- Gov. Gretchen Whitmer calls special elections for long vacant state senate seat
- Primary is scheduled for February, followed by a general election in May
- The seat has been vacant for 238 days and the election will not be held for another eight months
LANSING — Michigan Gov. Gretchen Whitmer on Friday called special elections in Michigan’s 35th Senate District, nearly eight months after the swing seat became vacant and one month before the end of the state’s fiscal year.
The primary and general elections for the district — which includes Midland, Saginaw and Bay City — will take place next year, she said, meaning the seat will remain vacant for at least another eight months.
Candidates will have to file to run for the office by Sept. 30, with the primary slated for Feb. 3, 2026, and the general election May 5. The winning candidate will hold office for the final seven months of the four-year term unless they are reelected in November 2026.

Information provided:
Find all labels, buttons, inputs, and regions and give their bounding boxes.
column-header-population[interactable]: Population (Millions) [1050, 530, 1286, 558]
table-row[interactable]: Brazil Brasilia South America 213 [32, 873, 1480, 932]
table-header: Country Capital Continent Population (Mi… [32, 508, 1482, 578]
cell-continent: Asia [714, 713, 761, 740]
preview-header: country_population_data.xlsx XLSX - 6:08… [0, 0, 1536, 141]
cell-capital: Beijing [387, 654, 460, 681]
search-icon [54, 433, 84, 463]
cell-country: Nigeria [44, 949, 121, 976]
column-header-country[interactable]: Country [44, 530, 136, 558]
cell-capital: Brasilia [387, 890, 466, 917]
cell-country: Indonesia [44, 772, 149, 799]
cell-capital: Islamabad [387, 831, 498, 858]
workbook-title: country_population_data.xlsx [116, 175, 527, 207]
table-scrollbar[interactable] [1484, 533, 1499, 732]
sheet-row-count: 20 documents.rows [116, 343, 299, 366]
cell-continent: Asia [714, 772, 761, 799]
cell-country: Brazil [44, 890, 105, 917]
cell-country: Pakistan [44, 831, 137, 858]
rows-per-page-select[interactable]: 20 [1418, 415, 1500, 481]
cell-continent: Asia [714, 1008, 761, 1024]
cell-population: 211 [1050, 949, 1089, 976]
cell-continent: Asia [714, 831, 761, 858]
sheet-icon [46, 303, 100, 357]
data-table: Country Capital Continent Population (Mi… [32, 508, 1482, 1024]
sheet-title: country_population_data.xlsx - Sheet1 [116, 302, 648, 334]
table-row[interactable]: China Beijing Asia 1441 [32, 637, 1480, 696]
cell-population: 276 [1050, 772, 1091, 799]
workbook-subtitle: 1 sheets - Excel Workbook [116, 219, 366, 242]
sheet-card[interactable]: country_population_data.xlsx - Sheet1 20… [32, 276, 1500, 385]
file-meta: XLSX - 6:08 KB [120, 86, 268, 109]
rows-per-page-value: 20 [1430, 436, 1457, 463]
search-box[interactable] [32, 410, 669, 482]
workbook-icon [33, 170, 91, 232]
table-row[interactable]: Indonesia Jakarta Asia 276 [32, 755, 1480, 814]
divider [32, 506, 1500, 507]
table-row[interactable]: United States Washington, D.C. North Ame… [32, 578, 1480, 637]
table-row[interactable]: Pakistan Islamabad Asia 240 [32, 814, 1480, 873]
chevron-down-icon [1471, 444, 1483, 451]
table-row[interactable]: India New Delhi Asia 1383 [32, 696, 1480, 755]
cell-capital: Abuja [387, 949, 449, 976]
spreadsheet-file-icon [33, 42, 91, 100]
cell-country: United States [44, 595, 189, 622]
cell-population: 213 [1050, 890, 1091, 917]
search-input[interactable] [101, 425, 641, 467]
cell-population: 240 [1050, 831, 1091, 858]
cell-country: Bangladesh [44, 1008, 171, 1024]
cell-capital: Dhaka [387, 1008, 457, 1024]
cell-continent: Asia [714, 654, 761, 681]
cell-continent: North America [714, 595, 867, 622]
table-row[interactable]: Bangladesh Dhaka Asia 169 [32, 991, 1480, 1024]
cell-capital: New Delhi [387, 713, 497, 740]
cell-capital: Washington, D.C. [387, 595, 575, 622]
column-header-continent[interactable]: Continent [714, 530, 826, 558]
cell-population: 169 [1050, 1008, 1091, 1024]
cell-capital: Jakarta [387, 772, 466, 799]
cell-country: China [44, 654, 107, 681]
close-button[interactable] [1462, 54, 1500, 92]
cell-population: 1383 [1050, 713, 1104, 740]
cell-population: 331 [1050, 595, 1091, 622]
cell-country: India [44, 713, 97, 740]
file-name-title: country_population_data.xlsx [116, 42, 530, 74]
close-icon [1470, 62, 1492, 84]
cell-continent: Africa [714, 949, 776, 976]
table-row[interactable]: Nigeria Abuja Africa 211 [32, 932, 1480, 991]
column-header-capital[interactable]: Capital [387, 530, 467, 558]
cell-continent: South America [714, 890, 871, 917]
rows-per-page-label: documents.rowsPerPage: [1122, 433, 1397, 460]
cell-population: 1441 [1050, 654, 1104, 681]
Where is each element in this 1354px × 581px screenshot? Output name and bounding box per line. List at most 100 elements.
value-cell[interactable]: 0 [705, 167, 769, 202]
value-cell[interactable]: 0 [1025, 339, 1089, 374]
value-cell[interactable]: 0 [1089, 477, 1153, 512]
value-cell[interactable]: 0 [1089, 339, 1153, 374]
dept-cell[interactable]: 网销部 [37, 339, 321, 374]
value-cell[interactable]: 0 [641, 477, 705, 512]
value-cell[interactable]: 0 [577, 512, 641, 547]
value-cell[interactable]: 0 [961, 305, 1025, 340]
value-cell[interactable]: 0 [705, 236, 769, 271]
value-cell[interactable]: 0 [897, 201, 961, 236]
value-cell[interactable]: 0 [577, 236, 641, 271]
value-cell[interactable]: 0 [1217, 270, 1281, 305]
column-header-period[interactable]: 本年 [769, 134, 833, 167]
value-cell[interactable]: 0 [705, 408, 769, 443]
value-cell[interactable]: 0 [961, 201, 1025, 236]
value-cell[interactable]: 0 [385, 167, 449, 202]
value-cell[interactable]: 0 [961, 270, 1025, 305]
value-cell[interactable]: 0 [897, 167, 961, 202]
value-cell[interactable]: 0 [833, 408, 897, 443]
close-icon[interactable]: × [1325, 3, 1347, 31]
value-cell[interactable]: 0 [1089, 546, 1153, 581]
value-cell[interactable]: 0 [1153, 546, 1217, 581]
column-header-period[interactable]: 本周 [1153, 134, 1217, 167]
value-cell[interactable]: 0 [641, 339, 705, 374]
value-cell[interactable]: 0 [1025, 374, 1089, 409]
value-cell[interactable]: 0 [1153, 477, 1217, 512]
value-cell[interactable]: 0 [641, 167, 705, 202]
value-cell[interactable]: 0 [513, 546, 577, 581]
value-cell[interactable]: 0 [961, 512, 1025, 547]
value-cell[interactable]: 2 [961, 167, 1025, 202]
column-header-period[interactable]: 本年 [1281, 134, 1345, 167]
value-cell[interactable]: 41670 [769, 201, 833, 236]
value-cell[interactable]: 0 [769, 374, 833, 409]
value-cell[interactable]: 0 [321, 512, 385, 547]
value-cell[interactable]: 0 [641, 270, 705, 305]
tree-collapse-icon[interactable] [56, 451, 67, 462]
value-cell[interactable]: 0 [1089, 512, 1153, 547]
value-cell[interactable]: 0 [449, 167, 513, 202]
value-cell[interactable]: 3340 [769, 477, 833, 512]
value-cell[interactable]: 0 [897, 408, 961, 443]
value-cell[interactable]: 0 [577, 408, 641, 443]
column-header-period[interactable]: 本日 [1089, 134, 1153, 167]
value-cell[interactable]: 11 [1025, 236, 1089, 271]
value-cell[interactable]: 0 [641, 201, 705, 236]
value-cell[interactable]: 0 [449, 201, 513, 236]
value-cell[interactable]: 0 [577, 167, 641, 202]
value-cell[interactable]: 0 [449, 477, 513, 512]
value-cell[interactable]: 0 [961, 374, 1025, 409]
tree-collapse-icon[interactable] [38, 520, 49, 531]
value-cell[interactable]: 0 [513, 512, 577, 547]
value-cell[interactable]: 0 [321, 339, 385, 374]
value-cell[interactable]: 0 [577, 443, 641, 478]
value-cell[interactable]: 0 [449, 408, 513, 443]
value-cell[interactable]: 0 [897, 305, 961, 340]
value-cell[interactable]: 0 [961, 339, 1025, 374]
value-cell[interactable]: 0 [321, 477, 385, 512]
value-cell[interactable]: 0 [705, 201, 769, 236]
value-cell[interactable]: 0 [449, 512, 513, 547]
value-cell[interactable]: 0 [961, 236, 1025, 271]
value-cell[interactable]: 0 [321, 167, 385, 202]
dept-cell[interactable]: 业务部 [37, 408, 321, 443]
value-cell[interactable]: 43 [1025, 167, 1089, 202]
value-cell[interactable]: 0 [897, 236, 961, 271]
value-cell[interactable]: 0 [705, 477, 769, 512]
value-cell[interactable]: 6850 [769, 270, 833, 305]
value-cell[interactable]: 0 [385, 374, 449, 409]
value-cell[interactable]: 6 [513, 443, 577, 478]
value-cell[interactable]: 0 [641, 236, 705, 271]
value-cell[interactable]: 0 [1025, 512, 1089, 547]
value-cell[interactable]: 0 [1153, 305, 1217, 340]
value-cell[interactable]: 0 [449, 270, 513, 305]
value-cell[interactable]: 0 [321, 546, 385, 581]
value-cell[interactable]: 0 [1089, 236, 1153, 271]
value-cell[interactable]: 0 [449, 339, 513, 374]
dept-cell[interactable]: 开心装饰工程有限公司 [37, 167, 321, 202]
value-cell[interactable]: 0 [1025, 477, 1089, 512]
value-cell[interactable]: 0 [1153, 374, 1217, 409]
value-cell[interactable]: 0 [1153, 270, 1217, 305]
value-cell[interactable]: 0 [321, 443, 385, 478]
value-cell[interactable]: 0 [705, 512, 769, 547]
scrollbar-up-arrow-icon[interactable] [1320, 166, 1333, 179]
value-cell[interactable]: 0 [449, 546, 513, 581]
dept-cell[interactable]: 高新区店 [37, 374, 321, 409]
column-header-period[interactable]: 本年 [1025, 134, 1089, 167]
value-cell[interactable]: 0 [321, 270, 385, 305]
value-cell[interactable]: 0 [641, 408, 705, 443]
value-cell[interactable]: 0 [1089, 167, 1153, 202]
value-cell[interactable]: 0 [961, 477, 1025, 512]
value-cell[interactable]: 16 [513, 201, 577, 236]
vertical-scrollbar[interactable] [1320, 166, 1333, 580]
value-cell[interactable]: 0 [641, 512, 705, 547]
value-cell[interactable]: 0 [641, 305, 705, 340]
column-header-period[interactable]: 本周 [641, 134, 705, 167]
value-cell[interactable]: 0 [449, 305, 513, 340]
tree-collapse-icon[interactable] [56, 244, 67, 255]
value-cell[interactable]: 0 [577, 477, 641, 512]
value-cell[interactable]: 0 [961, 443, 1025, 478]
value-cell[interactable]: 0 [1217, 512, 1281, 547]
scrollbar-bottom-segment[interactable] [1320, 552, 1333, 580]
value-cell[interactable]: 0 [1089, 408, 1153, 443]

Objectives:
(a) Answer these from the article on Michigan's special Senate election:
(i) Which state Senate district will hold the special elections?
(ii) By what date must candidates file to run?
(iii) For how many days has the seat been vacant?
(b) Please write the next few paragraphs of the article on Michigan's special Senate election, picking up after its last sentence.
The rows have nothing to do with the article about Michigan's special Senate election.

Answers for the exercise:
(a)
(i) Michigan's 35th Senate District
(ii) Sept. 30
(iii) 238 days

(b)
“We have a lot of good work to get done before the end of next year,” Whitmer, a Democrat who will be forced out of office by term limits at the end of 2026, said in a statement.
“Michiganders want us to create jobs and grow the economy, invest in schools and boost literacy rates, and, of course, fix those damn roads. I look forward to working with the next state senator from this district to tackle these issues and more.”
Republicans have accused Whitmer of playing politics with the vacant seat in a district they believe they could flip. Former state Sen. Kristen McDonald Rivet, a Democrat, won the seat by roughly 7 percentage points in 2022 but resigned to join Congress on Jan. 3 — 238 days ago.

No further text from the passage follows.